┌─ Record excerpts

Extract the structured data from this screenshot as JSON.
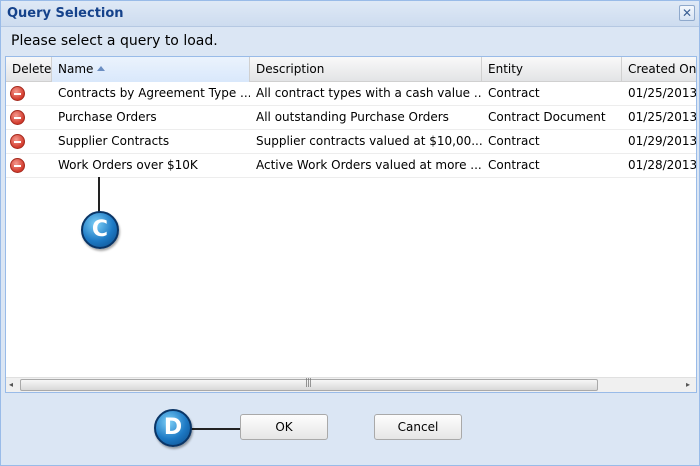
{
  "dialog": {
    "title": "Query Selection",
    "close_glyph": "✕",
    "prompt": "Please select a query to load."
  },
  "grid": {
    "columns": [
      "Delete",
      "Name",
      "Description",
      "Entity",
      "Created On"
    ],
    "sorted_column": "Name",
    "sort_direction": "ascending",
    "rows": [
      {
        "name": "Contracts by Agreement Type ...",
        "description": "All contract types with a cash value ...",
        "entity": "Contract",
        "created": "01/25/2013"
      },
      {
        "name": "Purchase Orders",
        "description": "All outstanding Purchase Orders",
        "entity": "Contract Document",
        "created": "01/25/2013"
      },
      {
        "name": "Supplier Contracts",
        "description": "Supplier contracts valued at $10,00...",
        "entity": "Contract",
        "created": "01/29/2013"
      },
      {
        "name": "Work Orders over $10K",
        "description": "Active Work Orders valued at more ...",
        "entity": "Contract",
        "created": "01/28/2013"
      }
    ],
    "scroll": {
      "left_arrow": "◂",
      "right_arrow": "▸",
      "grip": "|||"
    }
  },
  "callouts": {
    "c": "C",
    "d": "D"
  },
  "buttons": {
    "ok": "OK",
    "cancel": "Cancel"
  },
  "colors": {
    "title": "#15428b",
    "frame": "#dbe6f4",
    "border": "#99bbe8",
    "delete_icon": "#d23a2c",
    "callout": "#1d79c4"
  }
}
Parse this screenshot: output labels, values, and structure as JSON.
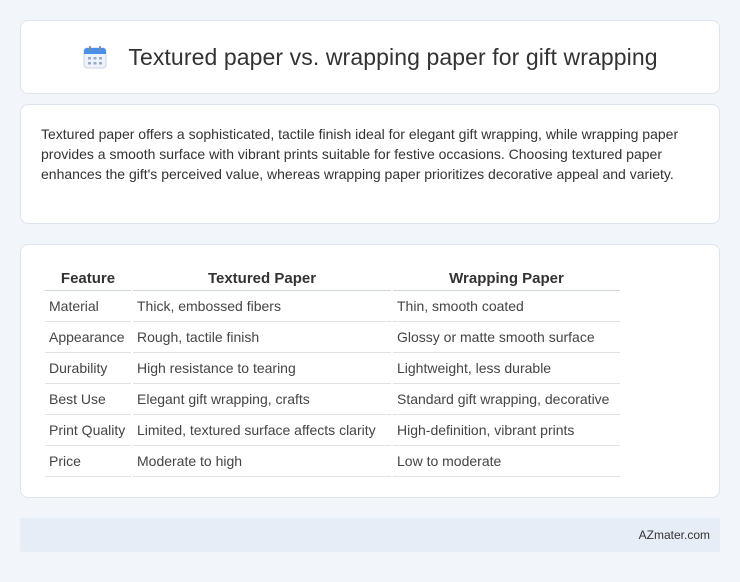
{
  "header": {
    "icon": "calendar-icon",
    "title": "Textured paper vs. wrapping paper for gift wrapping"
  },
  "summary": {
    "text": "Textured paper offers a sophisticated, tactile finish ideal for elegant gift wrapping, while wrapping paper provides a smooth surface with vibrant prints suitable for festive occasions. Choosing textured paper enhances the gift's perceived value, whereas wrapping paper prioritizes decorative appeal and variety."
  },
  "table": {
    "headers": [
      "Feature",
      "Textured Paper",
      "Wrapping Paper"
    ],
    "rows": [
      [
        "Material",
        "Thick, embossed fibers",
        "Thin, smooth coated"
      ],
      [
        "Appearance",
        "Rough, tactile finish",
        "Glossy or matte smooth surface"
      ],
      [
        "Durability",
        "High resistance to tearing",
        "Lightweight, less durable"
      ],
      [
        "Best Use",
        "Elegant gift wrapping, crafts",
        "Standard gift wrapping, decorative"
      ],
      [
        "Print Quality",
        "Limited, textured surface affects clarity",
        "High-definition, vibrant prints"
      ],
      [
        "Price",
        "Moderate to high",
        "Low to moderate"
      ]
    ]
  },
  "footer": {
    "brand": "AZmater.com"
  },
  "colors": {
    "background": "#f2f5fa",
    "card": "#ffffff",
    "footer": "#e7edf6",
    "icon_blue": "#4a8fe7"
  }
}
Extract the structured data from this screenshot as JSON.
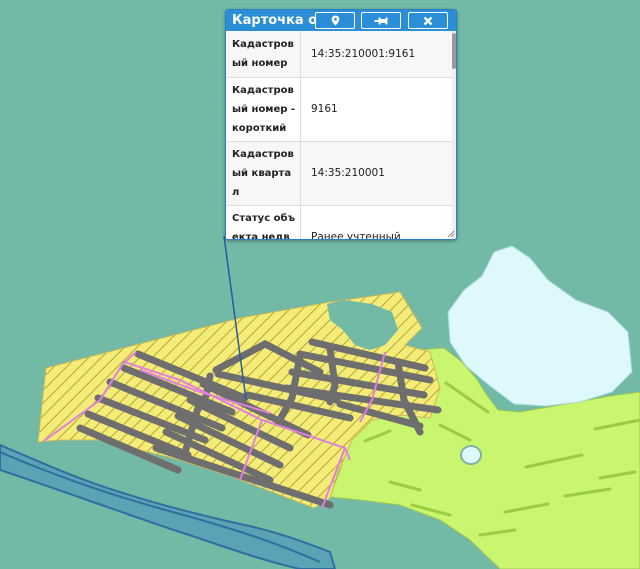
{
  "popup": {
    "title": "Карточка объекта",
    "buttons": [
      {
        "icon": "map-marker-icon"
      },
      {
        "icon": "pin-icon"
      },
      {
        "icon": "close-icon"
      }
    ],
    "rows": [
      {
        "label": "Кадастровый номер",
        "value": "14:35:210001:9161"
      },
      {
        "label": "Кадастровый номер - короткий",
        "value": "9161"
      },
      {
        "label": "Кадастровый квартал",
        "value": "14:35:210001"
      },
      {
        "label": "Статус объекта недвижимо",
        "value": "Ранее учтенный"
      }
    ]
  },
  "colors": {
    "water": "#72b9a6",
    "parcel_fill": "#f4ec79",
    "parcel_hatch": "#b8a531",
    "building": "#6e6e6e",
    "land_green": "#c9f56f",
    "lake": "#dff8fb",
    "boundary_line": "#e07fe0",
    "river": "#3b7fae",
    "header_blue": "#2a8fd6"
  }
}
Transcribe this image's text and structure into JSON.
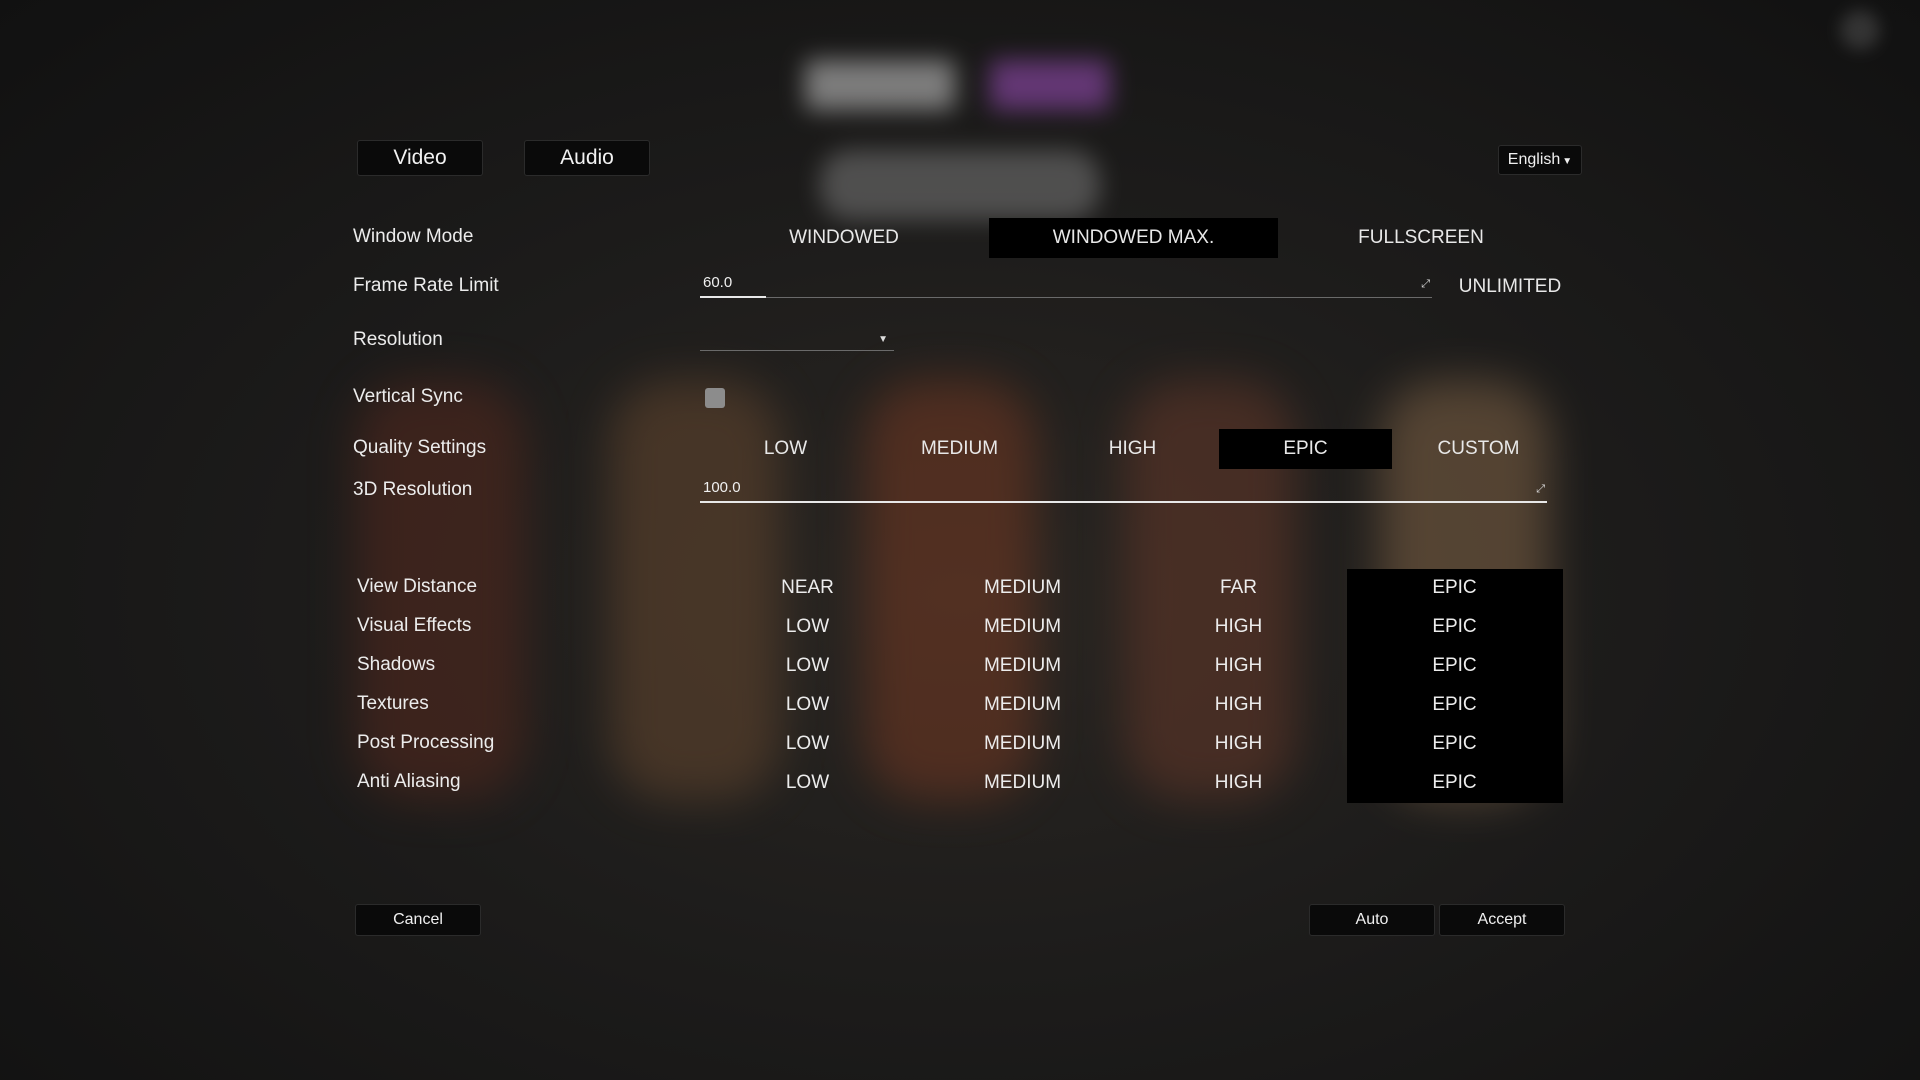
{
  "tabs": [
    {
      "label": "Video"
    },
    {
      "label": "Audio"
    }
  ],
  "language": {
    "selected": "English"
  },
  "window_mode": {
    "label": "Window Mode",
    "options": [
      "WINDOWED",
      "WINDOWED MAX.",
      "FULLSCREEN"
    ],
    "selected": "WINDOWED MAX."
  },
  "frame_rate": {
    "label": "Frame Rate Limit",
    "value": "60.0",
    "fraction": 0.09,
    "unlimited_label": "UNLIMITED"
  },
  "resolution": {
    "label": "Resolution",
    "value": ""
  },
  "vsync": {
    "label": "Vertical Sync",
    "checked": false
  },
  "quality": {
    "label": "Quality Settings",
    "options": [
      "LOW",
      "MEDIUM",
      "HIGH",
      "EPIC",
      "CUSTOM"
    ],
    "selected": "EPIC"
  },
  "res3d": {
    "label": "3D Resolution",
    "value": "100.0",
    "fraction": 1.0
  },
  "detail_settings": [
    {
      "label": "View Distance",
      "options": [
        "NEAR",
        "MEDIUM",
        "FAR",
        "EPIC"
      ],
      "selected": "EPIC"
    },
    {
      "label": "Visual Effects",
      "options": [
        "LOW",
        "MEDIUM",
        "HIGH",
        "EPIC"
      ],
      "selected": "EPIC"
    },
    {
      "label": "Shadows",
      "options": [
        "LOW",
        "MEDIUM",
        "HIGH",
        "EPIC"
      ],
      "selected": "EPIC"
    },
    {
      "label": "Textures",
      "options": [
        "LOW",
        "MEDIUM",
        "HIGH",
        "EPIC"
      ],
      "selected": "EPIC"
    },
    {
      "label": "Post Processing",
      "options": [
        "LOW",
        "MEDIUM",
        "HIGH",
        "EPIC"
      ],
      "selected": "EPIC"
    },
    {
      "label": "Anti Aliasing",
      "options": [
        "LOW",
        "MEDIUM",
        "HIGH",
        "EPIC"
      ],
      "selected": "EPIC"
    }
  ],
  "buttons": {
    "cancel": "Cancel",
    "auto": "Auto",
    "accept": "Accept"
  },
  "colors": {
    "selected_bg": "#000000",
    "text": "#ececec",
    "panel_bg": "#1c1c1c"
  }
}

└─

Short exercise:
Go through the data above and find the lines with the word "title". Copy each of those lines.

Written solution:
    "title": "Query Selection",
    "title": "#15428b",
    "title": "Textured paper vs. wrapping paper for gift wrapping"
    "title": "Карточка объекта",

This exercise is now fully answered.